[GOAL 1]
Retype the forum post about the R file error, everything from "Reputation: 13" down to "the data folder)".

[SOURCE EXCERPT]
* * * * * * * * *

Reputation: 13
I threw in some more reproducible code but the error is persisting.
Sorry in advance for the lack of a better question, the sample code is breaking before I have a change to dive into it. I've also never dealt with "./{rest of url}" before.is that the problem? I'm working with this https://programminghistorian.org/en/lessons/geospatial-data-analysis
and I'm getting this error "Error: Cannot open "./data/County1990ussm/"; The file doesn't seem to exist."
I've verified I'm in the intended working directory (one level above the data folder)
"We start by loading in the selected data. The data for this tutorial can be dowloaded here - https://programminghistorian.org/assets/geospatial-data-analysis/data.zip - . Once downloaded place all the files in a folder labeled data inside your working directory in R. We are going to create a variable and read in our data from our variable directory to it. Once run, the County_Aggregate_Data variable will contain the data and geographic information that we will analyze:"

* * * * * * * * *

[RECORDS SUPPLIED]
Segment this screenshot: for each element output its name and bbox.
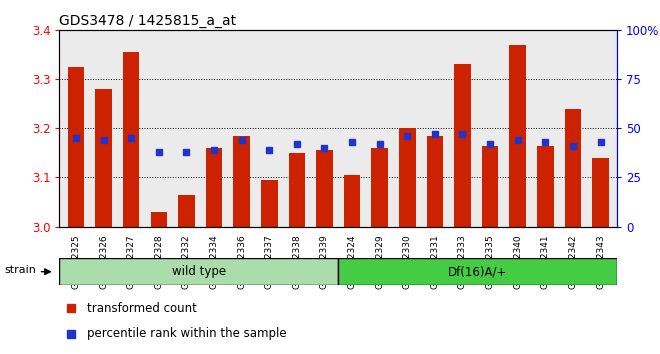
- Bar: [59, 258, 338, 285]
- Text: Df(16)A/+: Df(16)A/+: [448, 265, 508, 278]
- Bar: [68, 67, 84, 227]
- Bar: [510, 45, 526, 227]
- Bar: [399, 128, 416, 227]
- Bar: [123, 52, 139, 227]
- Text: transformed count: transformed count: [87, 302, 197, 315]
- Bar: [150, 212, 167, 227]
- Bar: [178, 195, 195, 227]
- Bar: [261, 180, 277, 227]
- Bar: [206, 148, 222, 227]
- Bar: [234, 136, 250, 227]
- Bar: [537, 145, 554, 227]
- Bar: [288, 153, 305, 227]
- Bar: [344, 175, 360, 227]
- Text: percentile rank within the sample: percentile rank within the sample: [87, 327, 287, 340]
- Bar: [316, 150, 333, 227]
- Bar: [565, 109, 581, 227]
- Text: GDS3478 / 1425815_a_at: GDS3478 / 1425815_a_at: [59, 14, 236, 28]
- Bar: [426, 136, 443, 227]
- Bar: [592, 158, 609, 227]
- Text: wild type: wild type: [172, 265, 226, 278]
- Bar: [482, 145, 498, 227]
- Bar: [372, 148, 388, 227]
- Bar: [95, 89, 112, 227]
- Bar: [454, 64, 471, 227]
- Text: strain: strain: [5, 266, 36, 275]
- Bar: [338, 258, 617, 285]
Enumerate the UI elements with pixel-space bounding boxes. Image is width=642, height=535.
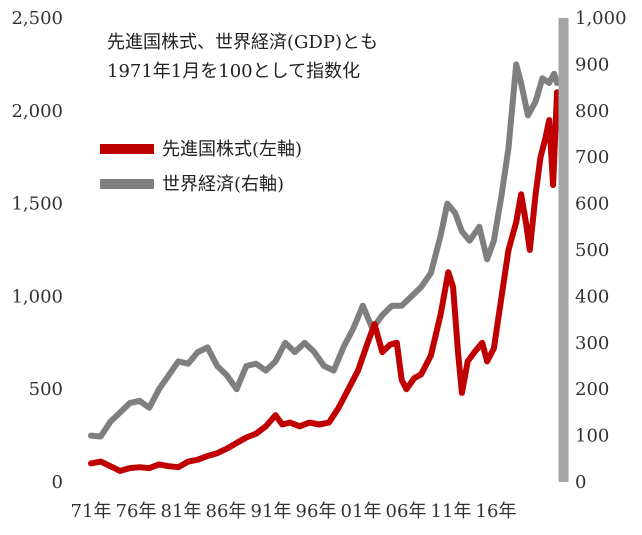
y-left-tick-label: 0: [52, 472, 63, 493]
y-right-tick-label: 500: [575, 240, 609, 261]
legend-label-world-economy: 世界経済(右軸): [162, 174, 284, 195]
series-line-world-economy: [88, 61, 560, 440]
y-right-tick-label: 400: [575, 286, 609, 307]
y-left-tick-label: 2,000: [11, 101, 63, 122]
y-left-tick-labels: 0 500 1,000 1,500 2,000 2,500: [11, 8, 63, 493]
y-left-tick-label: 1,500: [11, 194, 63, 215]
legend: 先進国株式(左軸) 世界経済(右軸): [100, 139, 302, 195]
x-tick-label: 86年: [206, 501, 247, 522]
y-right-tick-label: 200: [575, 379, 609, 400]
annotation-line-2: 1971年1月を100として指数化: [107, 61, 360, 82]
y-right-tick-label: 900: [575, 54, 609, 75]
y-left-tick-label: 500: [29, 379, 63, 400]
legend-label-stocks: 先進国株式(左軸): [162, 139, 302, 160]
x-tick-label: 71年: [71, 501, 112, 522]
series-line-stocks: [88, 89, 560, 474]
x-tick-label: 01年: [341, 501, 382, 522]
y-right-tick-label: 800: [575, 101, 609, 122]
annotation-line-1: 先進国株式、世界経済(GDP)とも: [107, 32, 378, 53]
series-layer: [88, 61, 560, 474]
y-right-tick-label: 300: [575, 333, 609, 354]
x-tick-label: 76年: [116, 501, 157, 522]
x-tick-labels: 71年 76年 81年 86年 91年 96年 01年 06年 11年 16年: [71, 501, 517, 522]
y-left-tick-label: 1,000: [11, 286, 63, 307]
annotation: 先進国株式、世界経済(GDP)とも 1971年1月を100として指数化: [107, 32, 378, 82]
y-right-tick-label: 100: [575, 426, 609, 447]
y-right-tick-label: 700: [575, 147, 609, 168]
x-tick-label: 11年: [431, 501, 472, 522]
y-right-tick-label: 600: [575, 194, 609, 215]
y-right-tick-label: 0: [575, 472, 586, 493]
y-right-tick-label: 1,000: [575, 8, 627, 29]
y-left-tick-label: 2,500: [11, 8, 63, 29]
x-tick-label: 96年: [296, 501, 337, 522]
x-tick-label: 81年: [161, 501, 202, 522]
x-tick-label: 06年: [386, 501, 427, 522]
x-tick-label: 91年: [251, 501, 292, 522]
y-right-tick-labels: 0 100 200 300 400 500 600 700 800 900 1,000: [575, 8, 627, 493]
x-tick-label: 16年: [476, 501, 517, 522]
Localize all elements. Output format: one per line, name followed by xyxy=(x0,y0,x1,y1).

* * * * * * * * *

[GOAL 2]
Write out the entries again from the line containing "y-left-tick-label: 0: [52, 472, 63, 493]" down to the line containing "y-left-tick-label: 2,000: [11, 101, 63, 122]", replacing "y-right-tick-label" with "right-axis-label" and changing nothing else; give only those lines.

[EXERCISE ANSWER 1]
Reputation: 13
I threw in some more reproducible code but the error is persisting.
Sorry in advance for the lack of a better question, the sample code is breaking before I have a change to dive into it. I've also never dealt with "./{rest of url}" before.is that the problem? I'm working with this https://programminghistorian.org/en/lessons/geospatial-data-analysis
and I'm getting this error "Error: Cannot open "./data/County1990ussm/"; The file doesn't seem to exist."
I've verified I'm in the intended working directory (one level above the data folder)

[EXERCISE ANSWER 2]
y-left-tick-label: 0: [52, 472, 63, 493]
right-axis-label: 500: [575, 240, 609, 261]
legend-label-world-economy: 世界経済(右軸): [162, 174, 284, 195]
series-line-world-economy: [88, 61, 560, 440]
right-axis-label: 400: [575, 286, 609, 307]
y-left-tick-label: 2,000: [11, 101, 63, 122]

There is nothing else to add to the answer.